What is expected. Reproduce every line of the data below word for word, leaving out the pictures.

Supplied material.
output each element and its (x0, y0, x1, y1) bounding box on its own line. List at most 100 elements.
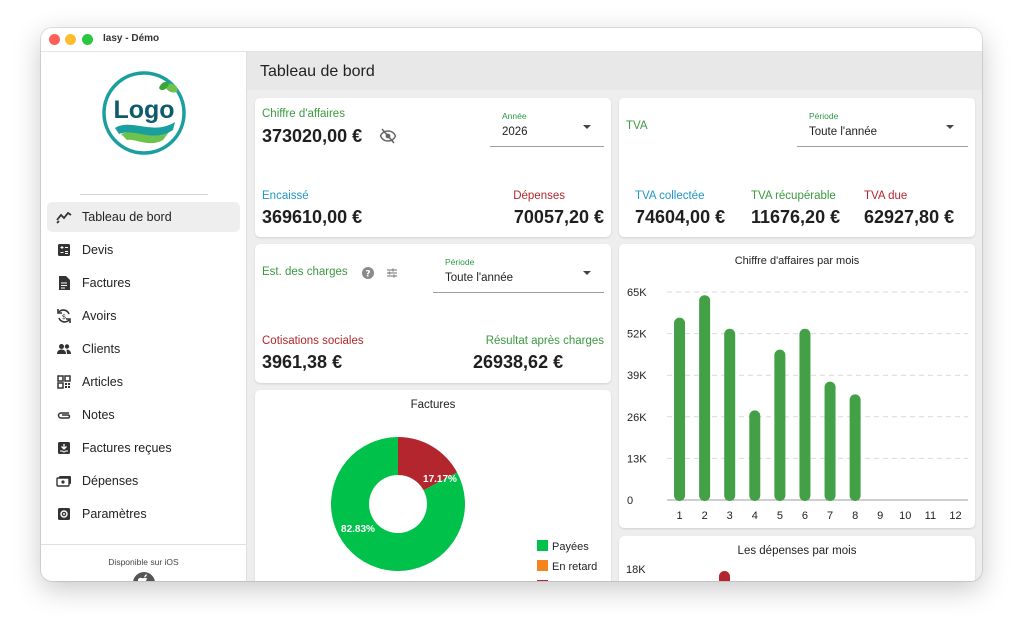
sidebar-item-label: Notes (82, 408, 115, 422)
legend-swatch (537, 560, 548, 571)
sidebar-item-label: Factures reçues (82, 441, 172, 455)
sidebar: Logo Tableau de bord Devis Factures $ (41, 52, 247, 581)
trending-icon (56, 209, 72, 225)
sidebar-item-received-invoices[interactable]: Factures reçues (47, 433, 240, 463)
revenue-value: 373020,00 € (262, 126, 363, 146)
legend-swatch (537, 580, 548, 581)
charges-period-underline (433, 292, 604, 293)
sidebar-item-expenses[interactable]: Dépenses (47, 466, 240, 496)
tva-period-caption: Période (809, 111, 839, 121)
tva-due-label: TVA due (864, 190, 908, 202)
y-tick-label: 52K (627, 329, 647, 341)
expenses-by-month-card: Les dépenses par mois 18K (619, 536, 975, 581)
sidebar-item-settings[interactable]: Paramètres (47, 499, 240, 529)
sidebar-item-label: Dépenses (82, 474, 139, 488)
revenue-card: Chiffre d'affaires 373020,00 € Année 202… (255, 98, 611, 237)
people-icon (56, 341, 72, 357)
sidebar-item-dashboard[interactable]: Tableau de bord (47, 202, 240, 232)
sidebar-item-credit-notes[interactable]: $ Avoirs (47, 301, 240, 331)
social-contributions-label: Cotisations sociales (262, 335, 364, 347)
slice-label-paid: 82.83% (341, 524, 375, 535)
bar-month-8[interactable] (849, 394, 861, 501)
charges-period-caption: Période (445, 257, 475, 267)
title-bar: Iasy - Démo (41, 28, 982, 52)
revenue-by-month-chart: Chiffre d'affaires par mois 0 13K 26K 39K 52K… (627, 255, 968, 522)
page-title: Tableau de bord (260, 63, 375, 80)
tva-title: TVA (626, 120, 648, 132)
chevron-down-icon (583, 271, 591, 275)
expenses-value: 70057,20 € (513, 207, 604, 227)
app-store-button[interactable] (133, 572, 155, 581)
sidebar-item-label: Articles (82, 375, 123, 389)
donut-slice-payées[interactable] (331, 437, 465, 571)
x-tick-label: 1 (676, 510, 682, 522)
slice-label-cancelled: 17.17% (423, 474, 457, 485)
gear-icon (56, 506, 72, 522)
sidebar-item-notes[interactable]: Notes (47, 400, 240, 430)
sidebar-item-label: Devis (82, 243, 114, 257)
help-icon[interactable]: ? (362, 266, 374, 284)
app-window: Iasy - Démo Logo Tableau de bord (41, 28, 982, 581)
document-icon (56, 275, 72, 291)
legend-swatch (537, 540, 548, 551)
ios-availability-text: Disponible sur iOS (108, 557, 179, 567)
y-tick-label: 26K (627, 412, 647, 424)
x-tick-label: 12 (949, 510, 961, 522)
logo-text: Logo (113, 96, 174, 124)
bar-month-7[interactable] (824, 381, 836, 501)
tva-card: TVA Période Toute l'année TVA collectée … (619, 98, 975, 237)
legend-label: En retard (552, 561, 597, 573)
tva-recoverable-label: TVA récupérable (751, 190, 836, 202)
qrcode-icon (56, 374, 72, 390)
expenses-chart-title: Les dépenses par mois (737, 545, 857, 557)
sidebar-item-label: Clients (82, 342, 121, 356)
invoices-chart-card: Factures 17.17% 82.83% Payées En retard Annu… (255, 390, 611, 581)
year-select-underline (490, 146, 604, 147)
bar-month-1[interactable] (674, 317, 686, 501)
sidebar-item-clients[interactable]: Clients (47, 334, 240, 364)
result-after-charges-label: Résultat après charges (485, 335, 604, 347)
sidebar-item-invoices[interactable]: Factures (47, 268, 240, 298)
year-select-value: 2026 (502, 126, 528, 138)
collected-label: Encaissé (262, 190, 309, 202)
revenue-title: Chiffre d'affaires (262, 108, 345, 120)
bar-month-6[interactable] (799, 328, 811, 501)
sidebar-item-articles[interactable]: Articles (47, 367, 240, 397)
refund-icon: $ (56, 308, 72, 324)
svg-text:?: ? (365, 270, 370, 280)
sidebar-item-label: Factures (82, 276, 131, 290)
legend-label: Payées (552, 541, 589, 553)
bar-month-3[interactable] (724, 328, 736, 501)
bar-month-4[interactable] (749, 410, 761, 501)
year-select-caption: Année (502, 111, 527, 121)
tva-period-value: Toute l'année (809, 126, 878, 138)
x-tick-label: 8 (852, 510, 858, 522)
sidebar-item-label: Paramètres (82, 507, 147, 521)
x-tick-label: 7 (827, 510, 833, 522)
sidebar-footer-divider (41, 544, 246, 545)
inbox-icon (56, 440, 72, 456)
zoom-window-button[interactable] (82, 34, 93, 45)
x-tick-label: 5 (777, 510, 783, 522)
bar-month-2[interactable] (699, 295, 711, 501)
tune-icon[interactable] (386, 266, 398, 284)
donut-slice-annulées[interactable] (398, 437, 458, 491)
charges-title: Est. des charges (262, 266, 348, 278)
x-tick-label: 4 (752, 510, 758, 522)
x-tick-label: 11 (925, 510, 936, 522)
window-title: Iasy - Démo (103, 33, 160, 44)
x-tick-label: 3 (727, 510, 733, 522)
svg-text:$: $ (62, 313, 66, 321)
expenses-chart-y-tick: 18K (626, 564, 646, 576)
y-tick-label: 0 (627, 495, 633, 507)
sidebar-item-quotes[interactable]: Devis (47, 235, 240, 265)
tva-collected-label: TVA collectée (635, 190, 705, 202)
minimize-window-button[interactable] (65, 34, 76, 45)
sidebar-item-label: Tableau de bord (82, 210, 172, 224)
x-tick-label: 9 (877, 510, 883, 522)
close-window-button[interactable] (49, 34, 60, 45)
visibility-off-icon[interactable] (379, 127, 397, 150)
bar-chart-title: Chiffre d'affaires par mois (735, 255, 860, 267)
bar-month-5[interactable] (774, 349, 786, 501)
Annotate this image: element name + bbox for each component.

Written answer.
output each element and its (x0, y0, x1, y1) bounding box on its own line. List at most 100 elements.
sidebar-item-label: Notes (82, 408, 115, 422)
legend-swatch (537, 560, 548, 571)
sidebar-item-label: Factures reçues (82, 441, 172, 455)
sidebar: Logo Tableau de bord Devis Factures $ (41, 52, 247, 581)
trending-icon (56, 209, 72, 225)
sidebar-item-received-invoices[interactable]: Factures reçues (47, 433, 240, 463)
revenue-value: 373020,00 € (262, 126, 363, 146)
legend-swatch (537, 580, 548, 581)
charges-period-underline (433, 292, 604, 293)
sidebar-item-expenses[interactable]: Dépenses (47, 466, 240, 496)
tva-period-caption: Période (809, 111, 839, 121)
tva-due-label: TVA due (864, 190, 908, 202)
y-tick-label: 52K (627, 329, 647, 341)
expenses-by-month-card: Les dépenses par mois 18K (619, 536, 975, 581)
sidebar-item-settings[interactable]: Paramètres (47, 499, 240, 529)
sidebar-item-label: Dépenses (82, 474, 139, 488)
revenue-card: Chiffre d'affaires 373020,00 € Année 202… (255, 98, 611, 237)
people-icon (56, 341, 72, 357)
sidebar-item-dashboard[interactable]: Tableau de bord (47, 202, 240, 232)
sidebar-item-credit-notes[interactable]: $ Avoirs (47, 301, 240, 331)
social-contributions-label: Cotisations sociales (262, 335, 364, 347)
slice-label-paid: 82.83% (341, 524, 375, 535)
bar-month-8[interactable] (849, 394, 861, 501)
charges-period-caption: Période (445, 257, 475, 267)
title-bar: Iasy - Démo (41, 28, 982, 52)
revenue-by-month-chart: Chiffre d'affaires par mois 0 13K 26K 39K 52K… (627, 255, 968, 522)
page-title: Tableau de bord (260, 63, 375, 80)
tva-title: TVA (626, 120, 648, 132)
chevron-down-icon (583, 271, 591, 275)
expenses-value: 70057,20 € (513, 207, 604, 227)
app-store-button[interactable] (133, 572, 155, 581)
sidebar-item-label: Articles (82, 375, 123, 389)
donut-slice-payées[interactable] (331, 437, 465, 571)
x-tick-label: 1 (676, 510, 682, 522)
slice-label-cancelled: 17.17% (423, 474, 457, 485)
gear-icon (56, 506, 72, 522)
sidebar-item-notes[interactable]: Notes (47, 400, 240, 430)
sidebar-item-label: Devis (82, 243, 114, 257)
help-icon[interactable]: ? (362, 266, 374, 284)
app-window: Iasy - Démo Logo Tableau de bord (41, 28, 982, 581)
document-icon (56, 275, 72, 291)
legend-swatch (537, 540, 548, 551)
ios-availability-text: Disponible sur iOS (108, 557, 179, 567)
y-tick-label: 26K (627, 412, 647, 424)
x-tick-label: 12 (949, 510, 961, 522)
logo-text: Logo (113, 96, 174, 124)
bar-month-7[interactable] (824, 381, 836, 501)
tva-card: TVA Période Toute l'année TVA collectée … (619, 98, 975, 237)
legend-label: En retard (552, 561, 597, 573)
tva-recoverable-label: TVA récupérable (751, 190, 836, 202)
qrcode-icon (56, 374, 72, 390)
expenses-chart-title: Les dépenses par mois (737, 545, 857, 557)
sidebar-item-label: Clients (82, 342, 121, 356)
invoices-chart-card: Factures 17.17% 82.83% Payées En retard Annu… (255, 390, 611, 581)
year-select-underline (490, 146, 604, 147)
bar-month-1[interactable] (674, 317, 686, 501)
sidebar-item-clients[interactable]: Clients (47, 334, 240, 364)
result-after-charges-label: Résultat après charges (485, 335, 604, 347)
sidebar-item-invoices[interactable]: Factures (47, 268, 240, 298)
year-select-value: 2026 (502, 126, 528, 138)
collected-label: Encaissé (262, 190, 309, 202)
revenue-title: Chiffre d'affaires (262, 108, 345, 120)
bar-month-6[interactable] (799, 328, 811, 501)
sidebar-item-articles[interactable]: Articles (47, 367, 240, 397)
refund-icon: $ (56, 308, 72, 324)
svg-text:?: ? (365, 270, 370, 280)
sidebar-item-label: Factures (82, 276, 131, 290)
legend-label: Payées (552, 541, 589, 553)
bar-month-3[interactable] (724, 328, 736, 501)
bar-month-4[interactable] (749, 410, 761, 501)
year-select-caption: Année (502, 111, 527, 121)
tva-period-value: Toute l'année (809, 126, 878, 138)
x-tick-label: 8 (852, 510, 858, 522)
sidebar-item-label: Paramètres (82, 507, 147, 521)
x-tick-label: 7 (827, 510, 833, 522)
sidebar-footer-divider (41, 544, 246, 545)
inbox-icon (56, 440, 72, 456)
zoom-window-button[interactable] (82, 34, 93, 45)
x-tick-label: 5 (777, 510, 783, 522)
bar-month-2[interactable] (699, 295, 711, 501)
tune-icon[interactable] (386, 266, 398, 284)
donut-slice-annulées[interactable] (398, 437, 458, 491)
charges-title: Est. des charges (262, 266, 348, 278)
x-tick-label: 4 (752, 510, 758, 522)
x-tick-label: 11 (925, 510, 936, 522)
window-title: Iasy - Démo (103, 33, 160, 44)
x-tick-label: 3 (727, 510, 733, 522)
svg-text:$: $ (62, 313, 66, 321)
expenses-chart-y-tick: 18K (626, 564, 646, 576)
y-tick-label: 0 (627, 495, 633, 507)
sidebar-item-quotes[interactable]: Devis (47, 235, 240, 265)
tva-collected-label: TVA collectée (635, 190, 705, 202)
minimize-window-button[interactable] (65, 34, 76, 45)
sidebar-item-label: Tableau de bord (82, 210, 172, 224)
x-tick-label: 9 (877, 510, 883, 522)
close-window-button[interactable] (49, 34, 60, 45)
visibility-off-icon[interactable] (379, 127, 397, 150)
bar-chart-title: Chiffre d'affaires par mois (735, 255, 860, 267)
bar-month-5[interactable] (774, 349, 786, 501)
Annotate this image: element name + bbox for each component.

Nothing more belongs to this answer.